[Begin Records provided]
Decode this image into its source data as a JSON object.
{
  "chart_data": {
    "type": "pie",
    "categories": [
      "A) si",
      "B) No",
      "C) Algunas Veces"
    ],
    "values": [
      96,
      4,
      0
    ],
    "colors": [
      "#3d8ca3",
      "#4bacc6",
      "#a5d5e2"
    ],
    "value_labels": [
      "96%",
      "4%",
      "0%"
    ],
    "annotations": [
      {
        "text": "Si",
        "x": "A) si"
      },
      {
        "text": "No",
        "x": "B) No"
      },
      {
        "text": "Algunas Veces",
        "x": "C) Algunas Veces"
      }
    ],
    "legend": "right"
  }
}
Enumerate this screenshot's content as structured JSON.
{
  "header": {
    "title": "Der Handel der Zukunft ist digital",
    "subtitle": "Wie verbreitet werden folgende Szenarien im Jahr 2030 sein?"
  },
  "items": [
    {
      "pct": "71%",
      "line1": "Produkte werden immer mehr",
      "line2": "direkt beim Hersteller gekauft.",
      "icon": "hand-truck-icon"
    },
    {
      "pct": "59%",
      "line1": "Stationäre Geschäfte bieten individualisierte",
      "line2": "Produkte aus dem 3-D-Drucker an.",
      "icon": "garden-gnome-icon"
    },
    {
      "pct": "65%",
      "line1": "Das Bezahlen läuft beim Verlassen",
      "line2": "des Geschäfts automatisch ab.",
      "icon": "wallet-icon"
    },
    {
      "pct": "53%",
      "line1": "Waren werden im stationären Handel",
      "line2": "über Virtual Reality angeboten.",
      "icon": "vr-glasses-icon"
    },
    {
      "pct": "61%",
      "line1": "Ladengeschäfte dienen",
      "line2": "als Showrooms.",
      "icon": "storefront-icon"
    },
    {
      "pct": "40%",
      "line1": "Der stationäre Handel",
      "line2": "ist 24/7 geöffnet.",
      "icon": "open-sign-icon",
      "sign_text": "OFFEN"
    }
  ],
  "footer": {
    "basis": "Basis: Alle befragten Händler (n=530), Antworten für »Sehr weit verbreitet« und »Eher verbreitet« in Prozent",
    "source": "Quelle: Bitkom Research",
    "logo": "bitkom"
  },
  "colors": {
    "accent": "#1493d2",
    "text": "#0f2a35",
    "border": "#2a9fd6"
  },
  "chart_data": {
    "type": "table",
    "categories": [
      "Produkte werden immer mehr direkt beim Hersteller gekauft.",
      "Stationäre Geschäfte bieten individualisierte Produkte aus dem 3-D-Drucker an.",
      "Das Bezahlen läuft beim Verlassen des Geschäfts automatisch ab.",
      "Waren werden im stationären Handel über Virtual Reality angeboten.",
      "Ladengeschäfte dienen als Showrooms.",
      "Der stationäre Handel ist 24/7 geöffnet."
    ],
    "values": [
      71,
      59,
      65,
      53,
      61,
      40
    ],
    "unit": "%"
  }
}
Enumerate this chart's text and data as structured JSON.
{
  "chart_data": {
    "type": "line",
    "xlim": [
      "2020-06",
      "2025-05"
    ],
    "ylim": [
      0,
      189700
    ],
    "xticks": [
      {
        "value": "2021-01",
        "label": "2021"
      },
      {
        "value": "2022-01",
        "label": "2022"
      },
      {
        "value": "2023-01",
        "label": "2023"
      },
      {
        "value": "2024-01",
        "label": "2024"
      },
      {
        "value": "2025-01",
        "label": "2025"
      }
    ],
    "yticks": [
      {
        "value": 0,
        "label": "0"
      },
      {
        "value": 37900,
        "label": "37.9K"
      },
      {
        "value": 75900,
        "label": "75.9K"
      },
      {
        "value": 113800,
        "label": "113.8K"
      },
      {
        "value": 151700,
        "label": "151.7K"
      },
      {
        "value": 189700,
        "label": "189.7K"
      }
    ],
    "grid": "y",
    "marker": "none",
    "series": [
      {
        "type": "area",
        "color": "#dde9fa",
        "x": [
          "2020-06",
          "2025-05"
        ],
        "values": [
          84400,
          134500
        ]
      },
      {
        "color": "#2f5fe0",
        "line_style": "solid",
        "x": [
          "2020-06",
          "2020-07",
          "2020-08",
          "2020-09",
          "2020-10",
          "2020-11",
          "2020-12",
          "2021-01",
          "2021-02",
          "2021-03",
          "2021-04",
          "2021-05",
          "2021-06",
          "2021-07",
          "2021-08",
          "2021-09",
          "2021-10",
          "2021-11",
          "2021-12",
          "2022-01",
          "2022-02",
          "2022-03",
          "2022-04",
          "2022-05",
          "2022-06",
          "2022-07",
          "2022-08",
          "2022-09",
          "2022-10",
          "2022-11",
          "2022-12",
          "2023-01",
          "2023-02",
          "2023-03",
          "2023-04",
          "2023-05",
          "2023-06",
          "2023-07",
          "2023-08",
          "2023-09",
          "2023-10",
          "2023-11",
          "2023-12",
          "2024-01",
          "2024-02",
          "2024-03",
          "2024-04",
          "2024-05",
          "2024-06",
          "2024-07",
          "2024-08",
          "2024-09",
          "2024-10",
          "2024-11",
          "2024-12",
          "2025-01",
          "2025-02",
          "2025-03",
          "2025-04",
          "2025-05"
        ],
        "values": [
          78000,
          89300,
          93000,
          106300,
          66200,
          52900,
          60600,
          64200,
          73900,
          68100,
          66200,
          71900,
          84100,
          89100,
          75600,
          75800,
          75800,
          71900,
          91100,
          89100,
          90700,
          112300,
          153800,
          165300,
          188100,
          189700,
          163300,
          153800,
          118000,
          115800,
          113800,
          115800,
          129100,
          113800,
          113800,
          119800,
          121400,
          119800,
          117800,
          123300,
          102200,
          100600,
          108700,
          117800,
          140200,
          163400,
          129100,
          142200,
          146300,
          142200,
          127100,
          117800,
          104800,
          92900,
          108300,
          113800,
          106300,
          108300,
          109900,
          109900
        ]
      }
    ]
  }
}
[End Records provided]
▸ Problem: Reproduce the material above without altering a single character.

▸ Solution to the exercise:
Decode this image into its source data as a JSON object.
{
  "chart_data": {
    "type": "pie",
    "categories": [
      "A) si",
      "B) No",
      "C) Algunas Veces"
    ],
    "values": [
      96,
      4,
      0
    ],
    "colors": [
      "#3d8ca3",
      "#4bacc6",
      "#a5d5e2"
    ],
    "value_labels": [
      "96%",
      "4%",
      "0%"
    ],
    "annotations": [
      {
        "text": "Si",
        "x": "A) si"
      },
      {
        "text": "No",
        "x": "B) No"
      },
      {
        "text": "Algunas Veces",
        "x": "C) Algunas Veces"
      }
    ],
    "legend": "right"
  }
}
Enumerate this screenshot's content as structured JSON.
{
  "header": {
    "title": "Der Handel der Zukunft ist digital",
    "subtitle": "Wie verbreitet werden folgende Szenarien im Jahr 2030 sein?"
  },
  "items": [
    {
      "pct": "71%",
      "line1": "Produkte werden immer mehr",
      "line2": "direkt beim Hersteller gekauft.",
      "icon": "hand-truck-icon"
    },
    {
      "pct": "59%",
      "line1": "Stationäre Geschäfte bieten individualisierte",
      "line2": "Produkte aus dem 3-D-Drucker an.",
      "icon": "garden-gnome-icon"
    },
    {
      "pct": "65%",
      "line1": "Das Bezahlen läuft beim Verlassen",
      "line2": "des Geschäfts automatisch ab.",
      "icon": "wallet-icon"
    },
    {
      "pct": "53%",
      "line1": "Waren werden im stationären Handel",
      "line2": "über Virtual Reality angeboten.",
      "icon": "vr-glasses-icon"
    },
    {
      "pct": "61%",
      "line1": "Ladengeschäfte dienen",
      "line2": "als Showrooms.",
      "icon": "storefront-icon"
    },
    {
      "pct": "40%",
      "line1": "Der stationäre Handel",
      "line2": "ist 24/7 geöffnet.",
      "icon": "open-sign-icon",
      "sign_text": "OFFEN"
    }
  ],
  "footer": {
    "basis": "Basis: Alle befragten Händler (n=530), Antworten für »Sehr weit verbreitet« und »Eher verbreitet« in Prozent",
    "source": "Quelle: Bitkom Research",
    "logo": "bitkom"
  },
  "colors": {
    "accent": "#1493d2",
    "text": "#0f2a35",
    "border": "#2a9fd6"
  },
  "chart_data": {
    "type": "table",
    "categories": [
      "Produkte werden immer mehr direkt beim Hersteller gekauft.",
      "Stationäre Geschäfte bieten individualisierte Produkte aus dem 3-D-Drucker an.",
      "Das Bezahlen läuft beim Verlassen des Geschäfts automatisch ab.",
      "Waren werden im stationären Handel über Virtual Reality angeboten.",
      "Ladengeschäfte dienen als Showrooms.",
      "Der stationäre Handel ist 24/7 geöffnet."
    ],
    "values": [
      71,
      59,
      65,
      53,
      61,
      40
    ],
    "unit": "%"
  }
}
Enumerate this chart's text and data as structured JSON.
{
  "chart_data": {
    "type": "line",
    "xlim": [
      "2020-06",
      "2025-05"
    ],
    "ylim": [
      0,
      189700
    ],
    "xticks": [
      {
        "value": "2021-01",
        "label": "2021"
      },
      {
        "value": "2022-01",
        "label": "2022"
      },
      {
        "value": "2023-01",
        "label": "2023"
      },
      {
        "value": "2024-01",
        "label": "2024"
      },
      {
        "value": "2025-01",
        "label": "2025"
      }
    ],
    "yticks": [
      {
        "value": 0,
        "label": "0"
      },
      {
        "value": 37900,
        "label": "37.9K"
      },
      {
        "value": 75900,
        "label": "75.9K"
      },
      {
        "value": 113800,
        "label": "113.8K"
      },
      {
        "value": 151700,
        "label": "151.7K"
      },
      {
        "value": 189700,
        "label": "189.7K"
      }
    ],
    "grid": "y",
    "marker": "none",
    "series": [
      {
        "type": "area",
        "color": "#dde9fa",
        "x": [
          "2020-06",
          "2025-05"
        ],
        "values": [
          84400,
          134500
        ]
      },
      {
        "color": "#2f5fe0",
        "line_style": "solid",
        "x": [
          "2020-06",
          "2020-07",
          "2020-08",
          "2020-09",
          "2020-10",
          "2020-11",
          "2020-12",
          "2021-01",
          "2021-02",
          "2021-03",
          "2021-04",
          "2021-05",
          "2021-06",
          "2021-07",
          "2021-08",
          "2021-09",
          "2021-10",
          "2021-11",
          "2021-12",
          "2022-01",
          "2022-02",
          "2022-03",
          "2022-04",
          "2022-05",
          "2022-06",
          "2022-07",
          "2022-08",
          "2022-09",
          "2022-10",
          "2022-11",
          "2022-12",
          "2023-01",
          "2023-02",
          "2023-03",
          "2023-04",
          "2023-05",
          "2023-06",
          "2023-07",
          "2023-08",
          "2023-09",
          "2023-10",
          "2023-11",
          "2023-12",
          "2024-01",
          "2024-02",
          "2024-03",
          "2024-04",
          "2024-05",
          "2024-06",
          "2024-07",
          "2024-08",
          "2024-09",
          "2024-10",
          "2024-11",
          "2024-12",
          "2025-01",
          "2025-02",
          "2025-03",
          "2025-04",
          "2025-05"
        ],
        "values": [
          78000,
          89300,
          93000,
          106300,
          66200,
          52900,
          60600,
          64200,
          73900,
          68100,
          66200,
          71900,
          84100,
          89100,
          75600,
          75800,
          75800,
          71900,
          91100,
          89100,
          90700,
          112300,
          153800,
          165300,
          188100,
          189700,
          163300,
          153800,
          118000,
          115800,
          113800,
          115800,
          129100,
          113800,
          113800,
          119800,
          121400,
          119800,
          117800,
          123300,
          102200,
          100600,
          108700,
          117800,
          140200,
          163400,
          129100,
          142200,
          146300,
          142200,
          127100,
          117800,
          104800,
          92900,
          108300,
          113800,
          106300,
          108300,
          109900,
          109900
        ]
      }
    ]
  }
}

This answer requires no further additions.